>> start DATA FOR THE TASK

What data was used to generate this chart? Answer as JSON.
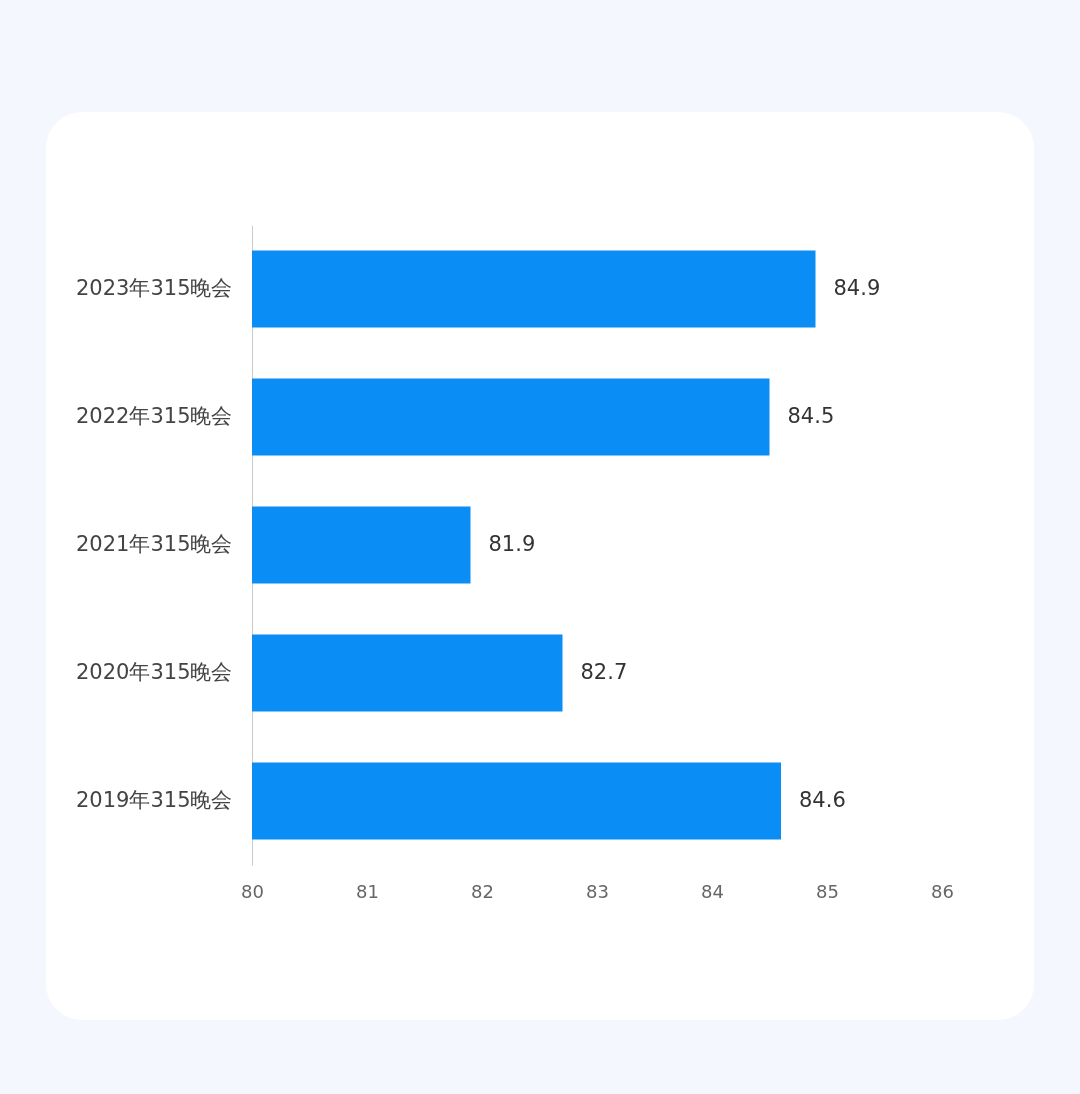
{
  "chart_data": {
    "type": "bar",
    "orientation": "horizontal",
    "categories": [
      "2023年315晚会",
      "2022年315晚会",
      "2021年315晚会",
      "2020年315晚会",
      "2019年315晚会"
    ],
    "values": [
      84.9,
      84.5,
      81.9,
      82.7,
      84.6
    ],
    "color": "#0a8ef5",
    "xlim": [
      80,
      86
    ],
    "xticks": [
      80,
      81,
      82,
      83,
      84,
      85,
      86
    ],
    "data_labels": true
  }
}
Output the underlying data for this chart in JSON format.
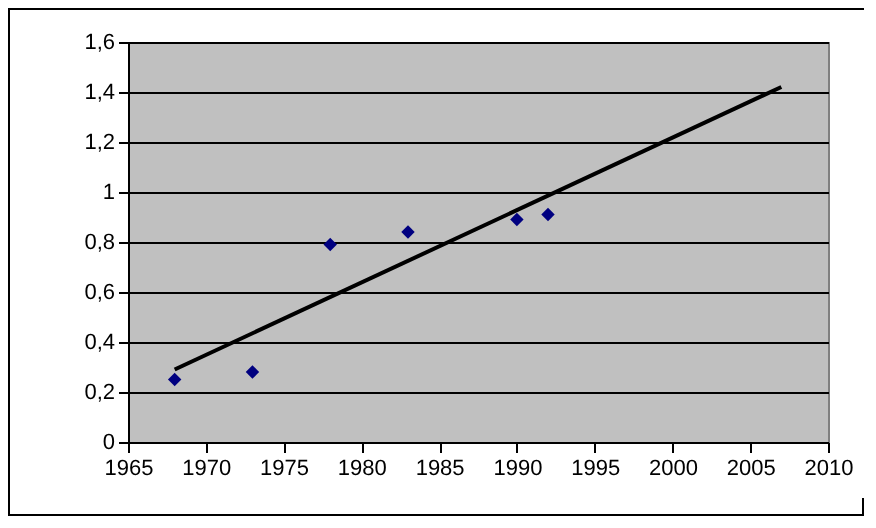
{
  "chart_data": {
    "type": "scatter",
    "series": [
      {
        "color": "#000080",
        "marker": "diamond",
        "x": [
          1968,
          1973,
          1978,
          1983,
          1990,
          1992
        ],
        "values": [
          0.25,
          0.28,
          0.79,
          0.84,
          0.89,
          0.91
        ]
      },
      {
        "type": "line",
        "color": "#000000",
        "x": [
          1968,
          2007
        ],
        "values": [
          0.29,
          1.42
        ]
      }
    ],
    "xlim": [
      1965,
      2010
    ],
    "xticks": [
      1965,
      1970,
      1975,
      1980,
      1985,
      1990,
      1995,
      2000,
      2005,
      2010
    ],
    "ylim": [
      0,
      1.6
    ],
    "yticks": [
      0,
      {
        "value": 0.2,
        "label": "0,2"
      },
      {
        "value": 0.4,
        "label": "0,4"
      },
      {
        "value": 0.6,
        "label": "0,6"
      },
      {
        "value": 0.8,
        "label": "0,8"
      },
      1,
      {
        "value": 1.2,
        "label": "1,2"
      },
      {
        "value": 1.4,
        "label": "1,4"
      },
      {
        "value": 1.6,
        "label": "1,6"
      }
    ],
    "grid": "y"
  }
}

>> end DATA FOR THE TASK

▸ DIRECTIONS
Scan the lines for the string "JSON". Pick out every line that has it.

▸ FINAL RESULT
What data was used to generate this chart? Answer as JSON.
Output the underlying data for this chart in JSON format.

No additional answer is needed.